Instruction: Copy out every line in the entries below that includes "Faith".

Source data:

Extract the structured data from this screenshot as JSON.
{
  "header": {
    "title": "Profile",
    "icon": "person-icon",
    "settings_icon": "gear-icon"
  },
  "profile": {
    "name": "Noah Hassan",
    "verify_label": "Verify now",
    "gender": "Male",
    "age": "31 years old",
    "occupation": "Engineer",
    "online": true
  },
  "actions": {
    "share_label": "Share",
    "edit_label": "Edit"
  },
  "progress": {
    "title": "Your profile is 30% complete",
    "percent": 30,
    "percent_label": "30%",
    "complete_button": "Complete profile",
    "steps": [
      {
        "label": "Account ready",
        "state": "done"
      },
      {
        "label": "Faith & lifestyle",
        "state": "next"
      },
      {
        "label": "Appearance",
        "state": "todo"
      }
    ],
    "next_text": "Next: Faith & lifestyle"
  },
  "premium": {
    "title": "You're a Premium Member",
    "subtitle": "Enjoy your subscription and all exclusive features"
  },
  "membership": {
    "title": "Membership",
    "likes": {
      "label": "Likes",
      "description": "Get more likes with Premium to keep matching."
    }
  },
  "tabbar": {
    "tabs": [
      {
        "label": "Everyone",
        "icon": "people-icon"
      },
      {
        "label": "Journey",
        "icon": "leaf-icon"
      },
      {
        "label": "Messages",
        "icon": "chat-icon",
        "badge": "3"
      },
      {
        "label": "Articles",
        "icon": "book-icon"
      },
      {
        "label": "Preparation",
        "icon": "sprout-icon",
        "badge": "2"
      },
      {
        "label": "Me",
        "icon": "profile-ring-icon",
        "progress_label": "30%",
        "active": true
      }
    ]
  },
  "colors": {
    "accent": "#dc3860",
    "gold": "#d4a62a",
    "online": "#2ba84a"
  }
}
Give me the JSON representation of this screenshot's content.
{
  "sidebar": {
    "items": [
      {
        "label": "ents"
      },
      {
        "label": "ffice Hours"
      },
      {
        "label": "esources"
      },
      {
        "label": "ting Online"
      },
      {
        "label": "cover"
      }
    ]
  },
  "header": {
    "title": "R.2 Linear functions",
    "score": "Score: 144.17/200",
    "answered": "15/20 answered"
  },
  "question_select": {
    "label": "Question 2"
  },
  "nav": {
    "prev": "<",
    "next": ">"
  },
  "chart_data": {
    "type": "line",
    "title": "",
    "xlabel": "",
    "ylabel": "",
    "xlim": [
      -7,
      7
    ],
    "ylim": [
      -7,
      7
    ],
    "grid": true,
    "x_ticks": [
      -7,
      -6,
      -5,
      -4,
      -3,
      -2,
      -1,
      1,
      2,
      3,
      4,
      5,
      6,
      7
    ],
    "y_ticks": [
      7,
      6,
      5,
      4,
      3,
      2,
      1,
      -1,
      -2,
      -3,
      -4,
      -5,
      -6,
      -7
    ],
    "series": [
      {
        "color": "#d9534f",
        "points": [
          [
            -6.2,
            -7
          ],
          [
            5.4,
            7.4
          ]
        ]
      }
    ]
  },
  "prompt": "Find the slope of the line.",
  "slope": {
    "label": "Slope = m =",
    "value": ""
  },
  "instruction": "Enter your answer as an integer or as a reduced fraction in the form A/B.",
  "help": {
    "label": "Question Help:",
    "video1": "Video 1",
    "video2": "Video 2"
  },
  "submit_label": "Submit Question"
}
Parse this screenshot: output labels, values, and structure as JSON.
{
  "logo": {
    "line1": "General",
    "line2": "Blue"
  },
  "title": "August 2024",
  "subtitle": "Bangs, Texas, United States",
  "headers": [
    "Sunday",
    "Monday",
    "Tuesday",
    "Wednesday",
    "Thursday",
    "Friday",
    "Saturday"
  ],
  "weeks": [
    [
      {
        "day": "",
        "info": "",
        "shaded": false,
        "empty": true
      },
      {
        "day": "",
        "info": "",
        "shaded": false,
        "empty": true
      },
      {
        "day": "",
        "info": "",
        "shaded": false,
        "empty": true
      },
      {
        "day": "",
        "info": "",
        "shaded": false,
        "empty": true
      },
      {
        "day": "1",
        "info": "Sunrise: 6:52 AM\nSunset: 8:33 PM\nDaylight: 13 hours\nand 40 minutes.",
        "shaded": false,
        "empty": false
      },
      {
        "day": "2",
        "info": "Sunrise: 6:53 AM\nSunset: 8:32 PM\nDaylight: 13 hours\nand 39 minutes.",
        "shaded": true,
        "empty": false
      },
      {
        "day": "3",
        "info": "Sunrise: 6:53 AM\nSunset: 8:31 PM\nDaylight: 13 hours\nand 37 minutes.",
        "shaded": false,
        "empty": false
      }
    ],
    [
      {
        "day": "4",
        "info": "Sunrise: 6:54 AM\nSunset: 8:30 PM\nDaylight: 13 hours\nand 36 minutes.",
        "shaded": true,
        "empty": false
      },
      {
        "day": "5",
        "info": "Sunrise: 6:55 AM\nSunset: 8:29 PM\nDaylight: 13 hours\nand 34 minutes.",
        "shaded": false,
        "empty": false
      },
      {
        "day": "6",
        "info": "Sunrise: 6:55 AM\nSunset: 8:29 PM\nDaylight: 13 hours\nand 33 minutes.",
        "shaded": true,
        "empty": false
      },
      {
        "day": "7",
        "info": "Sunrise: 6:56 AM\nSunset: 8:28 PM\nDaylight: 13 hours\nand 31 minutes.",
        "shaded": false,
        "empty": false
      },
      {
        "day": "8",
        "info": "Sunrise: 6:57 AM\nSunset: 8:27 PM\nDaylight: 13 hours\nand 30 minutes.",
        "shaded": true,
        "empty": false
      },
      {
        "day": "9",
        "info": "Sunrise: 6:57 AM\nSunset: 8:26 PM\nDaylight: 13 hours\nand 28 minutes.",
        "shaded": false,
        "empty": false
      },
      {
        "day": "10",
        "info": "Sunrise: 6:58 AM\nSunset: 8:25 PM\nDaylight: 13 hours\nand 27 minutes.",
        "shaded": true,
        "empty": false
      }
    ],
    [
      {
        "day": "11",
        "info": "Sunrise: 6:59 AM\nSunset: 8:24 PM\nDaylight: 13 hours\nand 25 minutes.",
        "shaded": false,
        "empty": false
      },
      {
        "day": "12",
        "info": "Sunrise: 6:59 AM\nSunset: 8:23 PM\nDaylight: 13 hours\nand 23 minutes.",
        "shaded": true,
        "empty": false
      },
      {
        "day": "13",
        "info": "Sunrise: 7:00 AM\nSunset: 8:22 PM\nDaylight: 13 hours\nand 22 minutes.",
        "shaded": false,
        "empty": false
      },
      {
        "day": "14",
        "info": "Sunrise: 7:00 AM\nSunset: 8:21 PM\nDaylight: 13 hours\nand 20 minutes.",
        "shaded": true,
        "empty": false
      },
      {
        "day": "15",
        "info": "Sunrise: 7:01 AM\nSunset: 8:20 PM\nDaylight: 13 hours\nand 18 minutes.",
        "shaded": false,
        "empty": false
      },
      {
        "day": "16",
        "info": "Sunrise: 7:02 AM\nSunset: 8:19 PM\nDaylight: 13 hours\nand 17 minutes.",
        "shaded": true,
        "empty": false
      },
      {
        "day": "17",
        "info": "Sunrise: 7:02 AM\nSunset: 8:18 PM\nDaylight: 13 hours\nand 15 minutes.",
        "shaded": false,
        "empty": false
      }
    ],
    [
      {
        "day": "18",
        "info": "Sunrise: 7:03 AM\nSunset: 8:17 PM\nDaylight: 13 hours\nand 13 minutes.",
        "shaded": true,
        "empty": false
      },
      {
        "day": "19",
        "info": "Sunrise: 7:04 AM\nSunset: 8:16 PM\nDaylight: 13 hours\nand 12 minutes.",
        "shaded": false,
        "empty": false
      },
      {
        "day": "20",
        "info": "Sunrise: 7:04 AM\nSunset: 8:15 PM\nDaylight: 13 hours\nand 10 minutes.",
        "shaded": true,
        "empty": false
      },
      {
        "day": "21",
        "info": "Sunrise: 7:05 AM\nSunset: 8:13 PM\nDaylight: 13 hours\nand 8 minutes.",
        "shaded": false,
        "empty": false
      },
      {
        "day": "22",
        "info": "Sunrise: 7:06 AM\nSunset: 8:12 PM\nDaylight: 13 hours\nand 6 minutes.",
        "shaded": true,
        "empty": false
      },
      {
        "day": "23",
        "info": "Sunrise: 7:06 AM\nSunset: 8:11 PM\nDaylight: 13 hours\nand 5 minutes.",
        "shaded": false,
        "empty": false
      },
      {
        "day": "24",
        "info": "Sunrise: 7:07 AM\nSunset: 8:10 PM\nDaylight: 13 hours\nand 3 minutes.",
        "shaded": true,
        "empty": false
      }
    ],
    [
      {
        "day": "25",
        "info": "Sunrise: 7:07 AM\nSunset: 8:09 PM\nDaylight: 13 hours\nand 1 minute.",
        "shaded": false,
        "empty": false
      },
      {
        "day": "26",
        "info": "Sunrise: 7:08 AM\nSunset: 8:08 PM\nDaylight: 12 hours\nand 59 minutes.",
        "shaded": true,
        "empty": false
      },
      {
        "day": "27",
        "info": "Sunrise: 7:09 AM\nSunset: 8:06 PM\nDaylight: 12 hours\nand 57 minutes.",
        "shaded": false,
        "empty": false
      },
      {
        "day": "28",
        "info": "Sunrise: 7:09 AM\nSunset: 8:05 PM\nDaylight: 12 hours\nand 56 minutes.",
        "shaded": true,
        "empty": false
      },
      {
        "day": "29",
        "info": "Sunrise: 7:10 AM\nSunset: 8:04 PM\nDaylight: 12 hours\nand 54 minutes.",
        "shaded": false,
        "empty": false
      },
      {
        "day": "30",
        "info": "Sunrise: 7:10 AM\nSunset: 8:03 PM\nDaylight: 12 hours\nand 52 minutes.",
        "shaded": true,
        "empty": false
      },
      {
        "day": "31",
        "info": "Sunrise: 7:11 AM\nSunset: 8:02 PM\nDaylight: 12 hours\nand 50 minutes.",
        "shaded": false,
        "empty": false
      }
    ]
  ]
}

Correct output:
        "label": "Faith & lifestyle",
    "next_text": "Next: Faith & lifestyle"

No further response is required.